__WHAT THE EXERCISE ASKS__
Your task is to transcribe the data in full.

====== RECORD EXCERPTS

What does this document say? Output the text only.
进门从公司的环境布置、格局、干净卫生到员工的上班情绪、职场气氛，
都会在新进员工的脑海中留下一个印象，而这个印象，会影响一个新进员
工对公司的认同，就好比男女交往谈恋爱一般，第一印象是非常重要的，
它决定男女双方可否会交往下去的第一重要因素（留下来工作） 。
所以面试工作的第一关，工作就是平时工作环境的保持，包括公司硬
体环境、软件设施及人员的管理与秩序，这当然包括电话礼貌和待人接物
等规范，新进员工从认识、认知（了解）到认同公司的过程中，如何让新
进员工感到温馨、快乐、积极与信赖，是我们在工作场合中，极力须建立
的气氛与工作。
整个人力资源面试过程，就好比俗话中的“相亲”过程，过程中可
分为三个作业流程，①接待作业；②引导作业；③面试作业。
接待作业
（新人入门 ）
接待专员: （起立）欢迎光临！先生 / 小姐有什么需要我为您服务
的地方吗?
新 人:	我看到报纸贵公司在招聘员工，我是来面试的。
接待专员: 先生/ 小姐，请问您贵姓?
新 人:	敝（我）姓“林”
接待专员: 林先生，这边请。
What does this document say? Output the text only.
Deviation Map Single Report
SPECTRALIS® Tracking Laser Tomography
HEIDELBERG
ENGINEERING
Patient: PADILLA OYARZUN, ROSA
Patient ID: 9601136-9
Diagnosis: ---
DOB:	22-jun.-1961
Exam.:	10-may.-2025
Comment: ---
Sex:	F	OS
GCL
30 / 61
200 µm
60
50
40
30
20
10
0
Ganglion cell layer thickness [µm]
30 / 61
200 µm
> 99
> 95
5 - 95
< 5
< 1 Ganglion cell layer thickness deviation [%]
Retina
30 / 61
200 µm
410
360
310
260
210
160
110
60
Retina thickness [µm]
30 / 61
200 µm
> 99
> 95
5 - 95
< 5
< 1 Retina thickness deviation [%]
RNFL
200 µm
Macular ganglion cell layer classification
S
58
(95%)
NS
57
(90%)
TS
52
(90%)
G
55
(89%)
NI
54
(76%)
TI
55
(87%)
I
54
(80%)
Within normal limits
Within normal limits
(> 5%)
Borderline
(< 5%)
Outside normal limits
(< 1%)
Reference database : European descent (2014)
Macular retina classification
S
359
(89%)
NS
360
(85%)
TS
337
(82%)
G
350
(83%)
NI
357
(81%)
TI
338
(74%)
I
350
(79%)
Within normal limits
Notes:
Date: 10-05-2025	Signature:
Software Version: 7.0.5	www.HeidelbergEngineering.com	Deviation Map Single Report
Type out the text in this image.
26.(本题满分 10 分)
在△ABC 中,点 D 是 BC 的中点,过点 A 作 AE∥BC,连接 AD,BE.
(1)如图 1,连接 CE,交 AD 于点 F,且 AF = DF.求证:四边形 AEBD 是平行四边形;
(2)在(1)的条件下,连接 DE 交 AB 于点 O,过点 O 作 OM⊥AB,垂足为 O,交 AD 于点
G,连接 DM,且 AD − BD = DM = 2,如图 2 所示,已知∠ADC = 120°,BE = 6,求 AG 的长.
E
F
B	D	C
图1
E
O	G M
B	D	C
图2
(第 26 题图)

============

__PROBLEM SOLUTION__
What does this document say? Output the text only.
进门从公司的环境布置、格局、干净卫生到员工的上班情绪、职场气氛，
都会在新进员工的脑海中留下一个印象，而这个印象，会影响一个新进员
工对公司的认同，就好比男女交往谈恋爱一般，第一印象是非常重要的，
它决定男女双方可否会交往下去的第一重要因素（留下来工作） 。
所以面试工作的第一关，工作就是平时工作环境的保持，包括公司硬
体环境、软件设施及人员的管理与秩序，这当然包括电话礼貌和待人接物
等规范，新进员工从认识、认知（了解）到认同公司的过程中，如何让新
进员工感到温馨、快乐、积极与信赖，是我们在工作场合中，极力须建立
的气氛与工作。
整个人力资源面试过程，就好比俗话中的“相亲”过程，过程中可
分为三个作业流程，①接待作业；②引导作业；③面试作业。
接待作业
（新人入门 ）
接待专员: （起立）欢迎光临！先生 / 小姐有什么需要我为您服务
的地方吗?
新 人:	我看到报纸贵公司在招聘员工，我是来面试的。
接待专员: 先生/ 小姐，请问您贵姓?
新 人:	敝（我）姓“林”
接待专员: 林先生，这边请。
What does this document say? Output the text only.
Deviation Map Single Report
SPECTRALIS® Tracking Laser Tomography
HEIDELBERG
ENGINEERING
Patient: PADILLA OYARZUN, ROSA
Patient ID: 9601136-9
Diagnosis: ---
DOB:	22-jun.-1961
Exam.:	10-may.-2025
Comment: ---
Sex:	F	OS
GCL
30 / 61
200 µm
60
50
40
30
20
10
0
Ganglion cell layer thickness [µm]
30 / 61
200 µm
> 99
> 95
5 - 95
< 5
< 1 Ganglion cell layer thickness deviation [%]
Retina
30 / 61
200 µm
410
360
310
260
210
160
110
60
Retina thickness [µm]
30 / 61
200 µm
> 99
> 95
5 - 95
< 5
< 1 Retina thickness deviation [%]
RNFL
200 µm
Macular ganglion cell layer classification
S
58
(95%)
NS
57
(90%)
TS
52
(90%)
G
55
(89%)
NI
54
(76%)
TI
55
(87%)
I
54
(80%)
Within normal limits
Within normal limits
(> 5%)
Borderline
(< 5%)
Outside normal limits
(< 1%)
Reference database : European descent (2014)
Macular retina classification
S
359
(89%)
NS
360
(85%)
TS
337
(82%)
G
350
(83%)
NI
357
(81%)
TI
338
(74%)
I
350
(79%)
Within normal limits
Notes:
Date: 10-05-2025	Signature:
Software Version: 7.0.5	www.HeidelbergEngineering.com	Deviation Map Single Report
Type out the text in this image.
26.(本题满分 10 分)
在△ABC 中,点 D 是 BC 的中点,过点 A 作 AE∥BC,连接 AD,BE.
(1)如图 1,连接 CE,交 AD 于点 F,且 AF = DF.求证:四边形 AEBD 是平行四边形;
(2)在(1)的条件下,连接 DE 交 AB 于点 O,过点 O 作 OM⊥AB,垂足为 O,交 AD 于点
G,连接 DM,且 AD − BD = DM = 2,如图 2 所示,已知∠ADC = 120°,BE = 6,求 AG 的长.
E
F
B	D	C
图1
E
O	G M
B	D	C
图2
(第 26 题图)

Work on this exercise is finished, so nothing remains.